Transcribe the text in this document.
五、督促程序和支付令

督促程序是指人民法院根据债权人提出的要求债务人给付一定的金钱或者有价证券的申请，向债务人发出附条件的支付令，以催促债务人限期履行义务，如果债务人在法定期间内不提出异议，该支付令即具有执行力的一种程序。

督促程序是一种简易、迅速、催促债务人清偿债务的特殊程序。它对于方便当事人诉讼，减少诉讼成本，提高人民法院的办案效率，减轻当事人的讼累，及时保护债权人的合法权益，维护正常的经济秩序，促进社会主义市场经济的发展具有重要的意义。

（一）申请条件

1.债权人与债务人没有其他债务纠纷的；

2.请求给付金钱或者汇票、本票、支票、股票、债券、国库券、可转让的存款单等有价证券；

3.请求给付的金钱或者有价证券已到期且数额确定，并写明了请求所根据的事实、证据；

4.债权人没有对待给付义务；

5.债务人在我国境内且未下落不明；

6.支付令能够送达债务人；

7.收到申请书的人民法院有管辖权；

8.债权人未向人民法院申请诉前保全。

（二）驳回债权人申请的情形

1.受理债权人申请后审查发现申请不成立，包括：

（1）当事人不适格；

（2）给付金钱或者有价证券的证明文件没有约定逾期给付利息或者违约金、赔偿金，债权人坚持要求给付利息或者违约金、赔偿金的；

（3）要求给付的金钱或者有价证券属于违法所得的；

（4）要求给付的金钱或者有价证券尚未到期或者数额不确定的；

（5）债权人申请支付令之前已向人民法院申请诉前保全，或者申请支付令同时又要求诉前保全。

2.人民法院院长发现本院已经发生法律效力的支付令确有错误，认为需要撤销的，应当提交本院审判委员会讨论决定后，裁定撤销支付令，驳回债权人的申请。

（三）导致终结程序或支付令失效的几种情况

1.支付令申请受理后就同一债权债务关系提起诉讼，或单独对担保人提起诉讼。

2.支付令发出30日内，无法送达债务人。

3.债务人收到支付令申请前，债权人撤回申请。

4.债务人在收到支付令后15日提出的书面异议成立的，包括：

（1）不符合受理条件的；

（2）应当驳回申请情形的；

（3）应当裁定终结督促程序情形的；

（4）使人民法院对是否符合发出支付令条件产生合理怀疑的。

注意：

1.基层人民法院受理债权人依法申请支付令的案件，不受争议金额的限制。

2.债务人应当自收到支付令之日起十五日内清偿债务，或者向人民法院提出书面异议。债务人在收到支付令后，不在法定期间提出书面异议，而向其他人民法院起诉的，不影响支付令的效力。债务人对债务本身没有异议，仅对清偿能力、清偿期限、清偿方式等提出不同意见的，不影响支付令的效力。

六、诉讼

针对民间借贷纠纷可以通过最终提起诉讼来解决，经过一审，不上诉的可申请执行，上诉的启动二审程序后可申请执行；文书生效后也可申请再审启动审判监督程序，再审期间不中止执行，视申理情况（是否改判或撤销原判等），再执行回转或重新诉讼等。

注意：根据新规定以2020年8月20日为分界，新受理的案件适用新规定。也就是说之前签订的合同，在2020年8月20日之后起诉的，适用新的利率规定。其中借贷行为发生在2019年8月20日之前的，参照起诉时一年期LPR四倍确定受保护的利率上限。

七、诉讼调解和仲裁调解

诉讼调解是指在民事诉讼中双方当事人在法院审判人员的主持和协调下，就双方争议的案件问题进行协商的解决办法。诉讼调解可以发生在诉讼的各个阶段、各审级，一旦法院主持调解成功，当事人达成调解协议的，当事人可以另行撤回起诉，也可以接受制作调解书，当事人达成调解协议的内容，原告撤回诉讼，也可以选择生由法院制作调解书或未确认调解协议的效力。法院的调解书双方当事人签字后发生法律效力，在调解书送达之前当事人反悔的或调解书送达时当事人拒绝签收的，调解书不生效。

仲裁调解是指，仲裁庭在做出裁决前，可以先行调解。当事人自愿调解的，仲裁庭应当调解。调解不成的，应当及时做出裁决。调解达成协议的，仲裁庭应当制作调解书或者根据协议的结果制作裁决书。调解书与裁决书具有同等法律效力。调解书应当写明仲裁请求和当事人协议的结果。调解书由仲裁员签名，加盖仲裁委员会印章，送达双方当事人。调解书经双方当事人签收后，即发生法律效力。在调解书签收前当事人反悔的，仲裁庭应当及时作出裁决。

EXERCISE AIM: Write the data out again in full and exactly.

CORRECT RESPONSE:
Transcribe the text in this document.
五、督促程序和支付令

督促程序是指人民法院根据债权人提出的要求债务人给付一定的金钱或者有价证券的申请，向债务人发出附条件的支付令，以催促债务人限期履行义务，如果债务人在法定期间内不提出异议，该支付令即具有执行力的一种程序。

督促程序是一种简易、迅速、催促债务人清偿债务的特殊程序。它对于方便当事人诉讼，减少诉讼成本，提高人民法院的办案效率，减轻当事人的讼累，及时保护债权人的合法权益，维护正常的经济秩序，促进社会主义市场经济的发展具有重要的意义。

（一）申请条件

1.债权人与债务人没有其他债务纠纷的；

2.请求给付金钱或者汇票、本票、支票、股票、债券、国库券、可转让的存款单等有价证券；

3.请求给付的金钱或者有价证券已到期且数额确定，并写明了请求所根据的事实、证据；

4.债权人没有对待给付义务；

5.债务人在我国境内且未下落不明；

6.支付令能够送达债务人；

7.收到申请书的人民法院有管辖权；

8.债权人未向人民法院申请诉前保全。

（二）驳回债权人申请的情形

1.受理债权人申请后审查发现申请不成立，包括：

（1）当事人不适格；

（2）给付金钱或者有价证券的证明文件没有约定逾期给付利息或者违约金、赔偿金，债权人坚持要求给付利息或者违约金、赔偿金的；

（3）要求给付的金钱或者有价证券属于违法所得的；

（4）要求给付的金钱或者有价证券尚未到期或者数额不确定的；

（5）债权人申请支付令之前已向人民法院申请诉前保全，或者申请支付令同时又要求诉前保全。

2.人民法院院长发现本院已经发生法律效力的支付令确有错误，认为需要撤销的，应当提交本院审判委员会讨论决定后，裁定撤销支付令，驳回债权人的申请。

（三）导致终结程序或支付令失效的几种情况

1.支付令申请受理后就同一债权债务关系提起诉讼，或单独对担保人提起诉讼。

2.支付令发出30日内，无法送达债务人。

3.债务人收到支付令申请前，债权人撤回申请。

4.债务人在收到支付令后15日提出的书面异议成立的，包括：

（1）不符合受理条件的；

（2）应当驳回申请情形的；

（3）应当裁定终结督促程序情形的；

（4）使人民法院对是否符合发出支付令条件产生合理怀疑的。

注意：

1.基层人民法院受理债权人依法申请支付令的案件，不受争议金额的限制。

2.债务人应当自收到支付令之日起十五日内清偿债务，或者向人民法院提出书面异议。债务人在收到支付令后，不在法定期间提出书面异议，而向其他人民法院起诉的，不影响支付令的效力。债务人对债务本身没有异议，仅对清偿能力、清偿期限、清偿方式等提出不同意见的，不影响支付令的效力。

六、诉讼

针对民间借贷纠纷可以通过最终提起诉讼来解决，经过一审，不上诉的可申请执行，上诉的启动二审程序后可申请执行；文书生效后也可申请再审启动审判监督程序，再审期间不中止执行，视申理情况（是否改判或撤销原判等），再执行回转或重新诉讼等。

注意：根据新规定以2020年8月20日为分界，新受理的案件适用新规定。也就是说之前签订的合同，在2020年8月20日之后起诉的，适用新的利率规定。其中借贷行为发生在2019年8月20日之前的，参照起诉时一年期LPR四倍确定受保护的利率上限。

七、诉讼调解和仲裁调解

诉讼调解是指在民事诉讼中双方当事人在法院审判人员的主持和协调下，就双方争议的案件问题进行协商的解决办法。诉讼调解可以发生在诉讼的各个阶段、各审级，一旦法院主持调解成功，当事人达成调解协议的，当事人可以另行撤回起诉，也可以接受制作调解书，当事人达成调解协议的内容，原告撤回诉讼，也可以选择生由法院制作调解书或未确认调解协议的效力。法院的调解书双方当事人签字后发生法律效力，在调解书送达之前当事人反悔的或调解书送达时当事人拒绝签收的，调解书不生效。

仲裁调解是指，仲裁庭在做出裁决前，可以先行调解。当事人自愿调解的，仲裁庭应当调解。调解不成的，应当及时做出裁决。调解达成协议的，仲裁庭应当制作调解书或者根据协议的结果制作裁决书。调解书与裁决书具有同等法律效力。调解书应当写明仲裁请求和当事人协议的结果。调解书由仲裁员签名，加盖仲裁委员会印章，送达双方当事人。调解书经双方当事人签收后，即发生法律效力。在调解书签收前当事人反悔的，仲裁庭应当及时作出裁决。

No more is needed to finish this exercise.